• _WHAT TO PRODUCE_
Copy out each line below that has the word "Bond" in it.

• _RECORDS FOR THE EXERCISE_

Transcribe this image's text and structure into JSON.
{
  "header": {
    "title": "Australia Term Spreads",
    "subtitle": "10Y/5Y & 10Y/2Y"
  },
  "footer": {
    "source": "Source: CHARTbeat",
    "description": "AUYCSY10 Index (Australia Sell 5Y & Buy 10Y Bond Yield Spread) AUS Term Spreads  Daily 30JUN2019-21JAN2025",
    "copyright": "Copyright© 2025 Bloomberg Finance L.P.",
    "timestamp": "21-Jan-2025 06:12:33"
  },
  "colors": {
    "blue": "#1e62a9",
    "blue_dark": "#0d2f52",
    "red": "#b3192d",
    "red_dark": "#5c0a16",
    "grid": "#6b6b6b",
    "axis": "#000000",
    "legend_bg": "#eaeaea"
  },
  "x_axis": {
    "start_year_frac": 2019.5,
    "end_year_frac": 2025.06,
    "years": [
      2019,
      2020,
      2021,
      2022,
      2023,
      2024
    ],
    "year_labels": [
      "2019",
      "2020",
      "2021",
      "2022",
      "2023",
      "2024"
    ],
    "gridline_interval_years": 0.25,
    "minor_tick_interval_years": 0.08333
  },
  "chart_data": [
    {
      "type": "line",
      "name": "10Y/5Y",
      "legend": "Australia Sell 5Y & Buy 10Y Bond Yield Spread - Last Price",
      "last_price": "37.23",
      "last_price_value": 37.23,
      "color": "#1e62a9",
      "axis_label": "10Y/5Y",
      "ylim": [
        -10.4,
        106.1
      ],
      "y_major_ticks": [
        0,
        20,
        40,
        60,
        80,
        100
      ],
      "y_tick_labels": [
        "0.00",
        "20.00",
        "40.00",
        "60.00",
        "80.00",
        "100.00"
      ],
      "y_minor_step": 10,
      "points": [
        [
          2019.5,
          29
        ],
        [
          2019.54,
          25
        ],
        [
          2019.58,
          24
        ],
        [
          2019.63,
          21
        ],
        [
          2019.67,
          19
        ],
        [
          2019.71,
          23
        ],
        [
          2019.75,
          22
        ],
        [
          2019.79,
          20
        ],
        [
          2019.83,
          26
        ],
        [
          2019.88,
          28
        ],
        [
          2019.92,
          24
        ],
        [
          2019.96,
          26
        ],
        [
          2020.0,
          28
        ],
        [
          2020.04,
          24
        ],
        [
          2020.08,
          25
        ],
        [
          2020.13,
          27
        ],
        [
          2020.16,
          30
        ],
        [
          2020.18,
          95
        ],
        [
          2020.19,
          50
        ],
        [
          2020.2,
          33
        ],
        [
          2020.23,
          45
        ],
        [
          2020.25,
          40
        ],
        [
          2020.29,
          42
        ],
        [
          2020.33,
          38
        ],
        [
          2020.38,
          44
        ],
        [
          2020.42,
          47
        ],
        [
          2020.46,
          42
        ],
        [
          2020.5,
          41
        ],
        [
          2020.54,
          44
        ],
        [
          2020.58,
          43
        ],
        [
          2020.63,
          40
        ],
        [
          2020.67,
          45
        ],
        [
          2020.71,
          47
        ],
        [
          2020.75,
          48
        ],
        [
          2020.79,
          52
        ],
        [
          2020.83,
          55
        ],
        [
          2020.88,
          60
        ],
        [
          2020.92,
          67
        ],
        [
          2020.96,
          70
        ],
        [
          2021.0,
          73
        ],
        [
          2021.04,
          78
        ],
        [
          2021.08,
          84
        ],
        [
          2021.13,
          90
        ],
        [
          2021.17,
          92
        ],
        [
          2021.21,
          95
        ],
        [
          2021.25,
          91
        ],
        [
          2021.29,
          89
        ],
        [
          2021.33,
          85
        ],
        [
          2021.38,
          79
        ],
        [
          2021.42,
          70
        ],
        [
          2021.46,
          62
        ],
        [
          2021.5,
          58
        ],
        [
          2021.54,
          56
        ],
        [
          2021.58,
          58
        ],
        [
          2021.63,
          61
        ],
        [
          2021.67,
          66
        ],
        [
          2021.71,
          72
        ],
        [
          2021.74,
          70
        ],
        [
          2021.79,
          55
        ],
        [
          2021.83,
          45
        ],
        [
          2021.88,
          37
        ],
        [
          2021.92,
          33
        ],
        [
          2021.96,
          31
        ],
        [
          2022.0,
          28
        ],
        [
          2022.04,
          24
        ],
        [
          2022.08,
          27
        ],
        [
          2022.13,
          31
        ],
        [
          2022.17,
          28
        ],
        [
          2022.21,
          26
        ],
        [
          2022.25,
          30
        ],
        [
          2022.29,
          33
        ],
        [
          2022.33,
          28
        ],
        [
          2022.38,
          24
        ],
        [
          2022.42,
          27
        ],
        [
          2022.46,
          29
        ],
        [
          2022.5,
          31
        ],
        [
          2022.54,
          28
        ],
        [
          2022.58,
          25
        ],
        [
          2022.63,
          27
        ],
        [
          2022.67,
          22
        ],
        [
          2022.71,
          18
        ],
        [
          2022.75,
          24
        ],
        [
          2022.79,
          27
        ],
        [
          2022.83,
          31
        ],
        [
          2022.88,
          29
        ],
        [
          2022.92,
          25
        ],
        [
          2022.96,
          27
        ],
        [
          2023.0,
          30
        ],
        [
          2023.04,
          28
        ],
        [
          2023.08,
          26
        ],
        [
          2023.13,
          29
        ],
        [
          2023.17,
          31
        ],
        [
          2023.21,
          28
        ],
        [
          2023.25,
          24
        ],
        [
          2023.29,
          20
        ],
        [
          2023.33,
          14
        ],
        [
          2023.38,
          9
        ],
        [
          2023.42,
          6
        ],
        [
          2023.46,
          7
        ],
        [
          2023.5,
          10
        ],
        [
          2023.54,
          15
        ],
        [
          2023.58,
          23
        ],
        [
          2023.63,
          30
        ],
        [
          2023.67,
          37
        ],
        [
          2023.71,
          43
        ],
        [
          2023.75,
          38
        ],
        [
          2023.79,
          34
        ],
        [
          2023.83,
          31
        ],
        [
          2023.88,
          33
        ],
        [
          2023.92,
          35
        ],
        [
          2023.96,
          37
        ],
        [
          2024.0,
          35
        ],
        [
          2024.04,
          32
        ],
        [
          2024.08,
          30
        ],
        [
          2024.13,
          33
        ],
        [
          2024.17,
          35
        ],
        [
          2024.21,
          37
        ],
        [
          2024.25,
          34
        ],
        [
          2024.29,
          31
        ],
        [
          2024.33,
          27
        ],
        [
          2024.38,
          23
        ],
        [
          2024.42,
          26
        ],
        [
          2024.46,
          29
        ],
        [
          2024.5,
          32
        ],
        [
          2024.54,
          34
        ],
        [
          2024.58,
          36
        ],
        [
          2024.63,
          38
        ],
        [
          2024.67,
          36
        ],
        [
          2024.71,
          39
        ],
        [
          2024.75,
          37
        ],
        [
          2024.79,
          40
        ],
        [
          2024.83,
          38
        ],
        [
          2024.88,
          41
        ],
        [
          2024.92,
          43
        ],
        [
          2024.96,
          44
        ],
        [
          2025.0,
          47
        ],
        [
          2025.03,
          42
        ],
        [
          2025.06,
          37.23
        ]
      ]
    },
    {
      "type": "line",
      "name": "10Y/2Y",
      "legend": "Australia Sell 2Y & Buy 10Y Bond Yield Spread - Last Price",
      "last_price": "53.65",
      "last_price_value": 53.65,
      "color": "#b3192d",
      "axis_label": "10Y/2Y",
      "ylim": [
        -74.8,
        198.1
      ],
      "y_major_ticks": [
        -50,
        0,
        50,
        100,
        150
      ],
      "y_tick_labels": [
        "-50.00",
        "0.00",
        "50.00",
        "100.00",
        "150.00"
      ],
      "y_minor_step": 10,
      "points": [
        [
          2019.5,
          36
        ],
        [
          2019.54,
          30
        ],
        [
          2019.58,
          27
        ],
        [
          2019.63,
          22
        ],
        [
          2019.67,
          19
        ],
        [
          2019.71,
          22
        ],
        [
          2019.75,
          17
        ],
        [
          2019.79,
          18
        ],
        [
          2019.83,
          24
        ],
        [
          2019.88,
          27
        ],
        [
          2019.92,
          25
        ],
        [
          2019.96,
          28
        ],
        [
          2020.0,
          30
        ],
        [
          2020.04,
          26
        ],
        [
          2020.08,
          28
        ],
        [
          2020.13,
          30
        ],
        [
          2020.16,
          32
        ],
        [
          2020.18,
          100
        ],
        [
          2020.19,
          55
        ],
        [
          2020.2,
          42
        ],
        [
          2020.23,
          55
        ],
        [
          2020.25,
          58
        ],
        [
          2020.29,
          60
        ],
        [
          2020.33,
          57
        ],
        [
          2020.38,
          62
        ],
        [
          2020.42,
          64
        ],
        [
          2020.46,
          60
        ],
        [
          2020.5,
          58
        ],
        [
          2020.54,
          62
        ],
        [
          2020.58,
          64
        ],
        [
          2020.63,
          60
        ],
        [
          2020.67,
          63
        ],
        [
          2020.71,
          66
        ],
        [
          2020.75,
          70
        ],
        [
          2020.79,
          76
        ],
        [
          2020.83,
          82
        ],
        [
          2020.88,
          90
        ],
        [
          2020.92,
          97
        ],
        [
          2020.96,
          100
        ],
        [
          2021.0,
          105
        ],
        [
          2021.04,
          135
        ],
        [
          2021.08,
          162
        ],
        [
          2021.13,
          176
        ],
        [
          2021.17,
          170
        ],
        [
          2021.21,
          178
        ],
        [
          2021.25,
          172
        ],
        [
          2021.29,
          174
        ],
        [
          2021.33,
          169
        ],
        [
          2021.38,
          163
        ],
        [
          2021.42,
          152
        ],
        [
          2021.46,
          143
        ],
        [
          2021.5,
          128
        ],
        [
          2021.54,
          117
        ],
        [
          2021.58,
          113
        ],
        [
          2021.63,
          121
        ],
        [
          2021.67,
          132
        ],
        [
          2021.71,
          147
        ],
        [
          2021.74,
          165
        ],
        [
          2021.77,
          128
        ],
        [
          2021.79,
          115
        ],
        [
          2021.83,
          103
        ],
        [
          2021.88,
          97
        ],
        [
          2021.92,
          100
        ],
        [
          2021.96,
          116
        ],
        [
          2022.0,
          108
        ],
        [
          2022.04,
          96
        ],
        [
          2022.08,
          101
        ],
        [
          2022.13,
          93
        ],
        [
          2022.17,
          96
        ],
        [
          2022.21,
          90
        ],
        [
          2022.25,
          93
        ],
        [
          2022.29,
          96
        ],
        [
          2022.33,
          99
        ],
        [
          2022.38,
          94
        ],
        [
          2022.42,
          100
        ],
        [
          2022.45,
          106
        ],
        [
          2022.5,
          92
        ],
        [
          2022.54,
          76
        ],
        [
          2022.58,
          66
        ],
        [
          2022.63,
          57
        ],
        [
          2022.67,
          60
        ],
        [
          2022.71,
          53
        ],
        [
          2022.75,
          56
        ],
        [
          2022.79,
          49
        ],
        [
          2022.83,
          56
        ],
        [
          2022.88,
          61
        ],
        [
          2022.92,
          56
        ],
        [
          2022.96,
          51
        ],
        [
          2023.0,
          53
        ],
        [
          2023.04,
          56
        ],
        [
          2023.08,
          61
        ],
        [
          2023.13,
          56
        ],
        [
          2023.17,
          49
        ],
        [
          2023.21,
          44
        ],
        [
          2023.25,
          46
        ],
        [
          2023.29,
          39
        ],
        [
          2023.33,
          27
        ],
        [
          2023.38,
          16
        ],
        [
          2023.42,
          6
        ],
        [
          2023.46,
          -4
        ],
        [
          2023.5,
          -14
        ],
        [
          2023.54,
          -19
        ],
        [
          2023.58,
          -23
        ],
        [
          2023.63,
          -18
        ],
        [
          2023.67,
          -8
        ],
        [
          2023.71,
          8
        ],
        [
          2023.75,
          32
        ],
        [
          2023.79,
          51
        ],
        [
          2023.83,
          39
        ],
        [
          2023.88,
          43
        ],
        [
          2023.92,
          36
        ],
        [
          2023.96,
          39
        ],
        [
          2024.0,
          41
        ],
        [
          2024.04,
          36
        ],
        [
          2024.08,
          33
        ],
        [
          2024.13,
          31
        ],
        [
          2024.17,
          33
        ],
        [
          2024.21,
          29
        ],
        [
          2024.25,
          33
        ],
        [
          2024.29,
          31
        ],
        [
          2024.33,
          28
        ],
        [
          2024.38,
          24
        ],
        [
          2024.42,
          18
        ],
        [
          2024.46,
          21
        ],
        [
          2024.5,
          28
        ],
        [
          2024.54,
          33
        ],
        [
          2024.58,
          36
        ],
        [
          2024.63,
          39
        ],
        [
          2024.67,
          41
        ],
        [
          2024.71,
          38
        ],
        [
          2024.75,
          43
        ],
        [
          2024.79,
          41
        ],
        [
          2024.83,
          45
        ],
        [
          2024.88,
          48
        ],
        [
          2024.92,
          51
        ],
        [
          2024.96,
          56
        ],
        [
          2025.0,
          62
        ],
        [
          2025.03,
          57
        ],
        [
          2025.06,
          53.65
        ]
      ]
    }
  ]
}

• _RESULT OF THIS TASK_
    "description": "AUYCSY10 Index (Australia Sell 5Y & Buy 10Y Bond Yield Spread) AUS Term Spreads  Daily 30JUN2019-21JAN2025",
      "legend": "Australia Sell 5Y & Buy 10Y Bond Yield Spread - Last Price",
      "legend": "Australia Sell 2Y & Buy 10Y Bond Yield Spread - Last Price",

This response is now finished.